# Tasks to carry out:
1/ In the memorial page for Officer Michael Krol, why were police officers on Main Street when the sniper opened fire? Answer in one to three sentences.
2/ Pick up the memorial page for Officer Michael Krol after its final sentence and carry it on.
== Excerpt
Police Officer Michael Leslie Krol
Dallas Police Department, Texas
End of Watch: Thursday, July 7, 2016
Tour of Duty: 13 years
Badge Number: 9217
Cause of Death: Gunfire
Date of Incident: July 7, 2016
Weapon Used: Rifle
Suspect Info: Killed by officers
Agency Contact Information
Chief David Brown
Dallas Police Department
1400 South Lamar Street
Dallas, TX 75215
Phone: (214) 671-4065
Police Officer Michael Krol, Senior Corporal Lorne Ahrens, Sergeant Michael Smith, and Police Officer Patrick Zamarripa of the Dallas Police Department, and Police Officer Brent Thompson, of the Dallas Area Rapid Transit Police Department, were shot and killed by an active shooter during a protest in downtown Dallas.
As the protesters walked down Main Street between South Lamar Street and South Market Street, a sniper opened fire on police officers who were providing security for the event. The man shot a total of 12 officers, killing five and wounding seven.
The subject was cornered in an adjacent parking garage and barricaded himself inside for several hours while he spoke to negotiators, during which time he stated he specifically targeted white police officers. He was killed when the Dallas Police Department’s Bomb Squad moved an explosive device to the man’s location using a robot and detonated it.
====
== Information
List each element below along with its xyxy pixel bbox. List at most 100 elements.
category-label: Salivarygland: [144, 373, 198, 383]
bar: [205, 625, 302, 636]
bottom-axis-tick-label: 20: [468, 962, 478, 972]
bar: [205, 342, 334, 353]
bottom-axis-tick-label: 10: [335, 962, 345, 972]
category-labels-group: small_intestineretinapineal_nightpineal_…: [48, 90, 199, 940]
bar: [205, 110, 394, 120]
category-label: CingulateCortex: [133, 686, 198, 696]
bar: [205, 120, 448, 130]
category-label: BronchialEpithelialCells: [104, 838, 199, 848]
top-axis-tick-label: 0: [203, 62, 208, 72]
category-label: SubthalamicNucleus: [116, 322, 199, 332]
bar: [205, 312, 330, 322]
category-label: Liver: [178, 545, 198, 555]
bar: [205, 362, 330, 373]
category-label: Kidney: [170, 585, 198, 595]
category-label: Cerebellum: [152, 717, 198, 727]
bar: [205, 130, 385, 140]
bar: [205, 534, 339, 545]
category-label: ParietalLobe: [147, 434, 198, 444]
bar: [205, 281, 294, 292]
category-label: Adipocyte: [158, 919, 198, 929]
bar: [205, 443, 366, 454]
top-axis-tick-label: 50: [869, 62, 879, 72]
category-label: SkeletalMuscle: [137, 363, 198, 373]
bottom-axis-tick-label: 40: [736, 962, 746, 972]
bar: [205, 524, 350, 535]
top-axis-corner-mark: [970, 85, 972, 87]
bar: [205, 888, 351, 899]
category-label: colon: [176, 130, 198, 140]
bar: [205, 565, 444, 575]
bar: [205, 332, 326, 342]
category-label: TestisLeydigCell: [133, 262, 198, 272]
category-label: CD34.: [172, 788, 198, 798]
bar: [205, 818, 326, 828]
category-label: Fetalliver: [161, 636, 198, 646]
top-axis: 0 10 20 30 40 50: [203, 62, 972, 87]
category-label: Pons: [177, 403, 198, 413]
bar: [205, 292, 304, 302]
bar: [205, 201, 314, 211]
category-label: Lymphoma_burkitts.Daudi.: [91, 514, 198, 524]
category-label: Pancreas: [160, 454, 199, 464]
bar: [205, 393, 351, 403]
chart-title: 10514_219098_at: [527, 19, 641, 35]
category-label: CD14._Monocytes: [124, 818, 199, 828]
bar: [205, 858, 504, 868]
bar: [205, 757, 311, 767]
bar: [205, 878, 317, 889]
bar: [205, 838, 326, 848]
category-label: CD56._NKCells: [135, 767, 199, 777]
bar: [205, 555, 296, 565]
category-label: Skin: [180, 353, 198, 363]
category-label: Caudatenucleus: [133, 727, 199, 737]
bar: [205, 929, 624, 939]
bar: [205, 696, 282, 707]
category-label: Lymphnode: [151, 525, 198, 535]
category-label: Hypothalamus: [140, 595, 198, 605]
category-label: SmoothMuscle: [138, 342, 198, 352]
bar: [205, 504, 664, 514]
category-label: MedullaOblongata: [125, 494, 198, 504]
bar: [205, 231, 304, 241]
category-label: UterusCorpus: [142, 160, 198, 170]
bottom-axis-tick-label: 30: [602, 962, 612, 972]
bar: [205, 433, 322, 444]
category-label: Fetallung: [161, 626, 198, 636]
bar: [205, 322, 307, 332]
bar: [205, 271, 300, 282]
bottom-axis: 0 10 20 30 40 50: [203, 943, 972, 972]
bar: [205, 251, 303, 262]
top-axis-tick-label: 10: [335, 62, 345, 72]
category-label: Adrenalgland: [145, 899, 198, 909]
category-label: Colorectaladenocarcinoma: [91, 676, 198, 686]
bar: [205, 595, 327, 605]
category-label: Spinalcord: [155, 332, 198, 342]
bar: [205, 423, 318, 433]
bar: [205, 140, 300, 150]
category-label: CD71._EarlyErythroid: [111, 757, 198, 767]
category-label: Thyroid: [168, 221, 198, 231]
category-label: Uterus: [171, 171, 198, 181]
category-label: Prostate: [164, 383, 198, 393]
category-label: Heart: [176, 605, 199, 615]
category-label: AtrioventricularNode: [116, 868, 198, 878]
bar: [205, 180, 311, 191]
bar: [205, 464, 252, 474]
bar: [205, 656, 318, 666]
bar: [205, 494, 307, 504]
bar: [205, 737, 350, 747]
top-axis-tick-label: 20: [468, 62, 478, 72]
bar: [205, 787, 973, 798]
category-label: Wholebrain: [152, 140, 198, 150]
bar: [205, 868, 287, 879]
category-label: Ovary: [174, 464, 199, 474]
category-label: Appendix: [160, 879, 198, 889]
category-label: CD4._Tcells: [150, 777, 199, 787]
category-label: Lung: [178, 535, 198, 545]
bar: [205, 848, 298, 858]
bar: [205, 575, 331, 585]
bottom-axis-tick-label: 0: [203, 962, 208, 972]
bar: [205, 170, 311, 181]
====
# Responses per task:
1/ They were providing security for the protest as the marchers walked down Main Street between South Lamar Street and South Market Street. That put them in the sniper's line of fire.

2/
Officer Krol had served with the Dallas Police Department for nine years and had previously served with the Wayne County, Michigan, Sheriff’s Office for four years.
Krol, an eight-year Dallas Police Department veteran, was a former jail worker with the Wayne County Sheriff’s Office in Michigan from 2003 to 2007.
All the 40-year-old suburban Detroit native ever wanted was to become a police officer — and he set his sights on Dallas, family said.
"He got into law enforcement and worked really hard to be a police officer," his uncle, Jim Ehlke, told NBC affiliate WDIV in Detroit. "He spent some time at the correctional facility. It wasn’t quite what he was looking for, so he worked pretty hard to find a job and got one in Dallas."
The family worried about his safety, but knew how important his job was to him.
"He was all in," Ehlke added, "he was all in."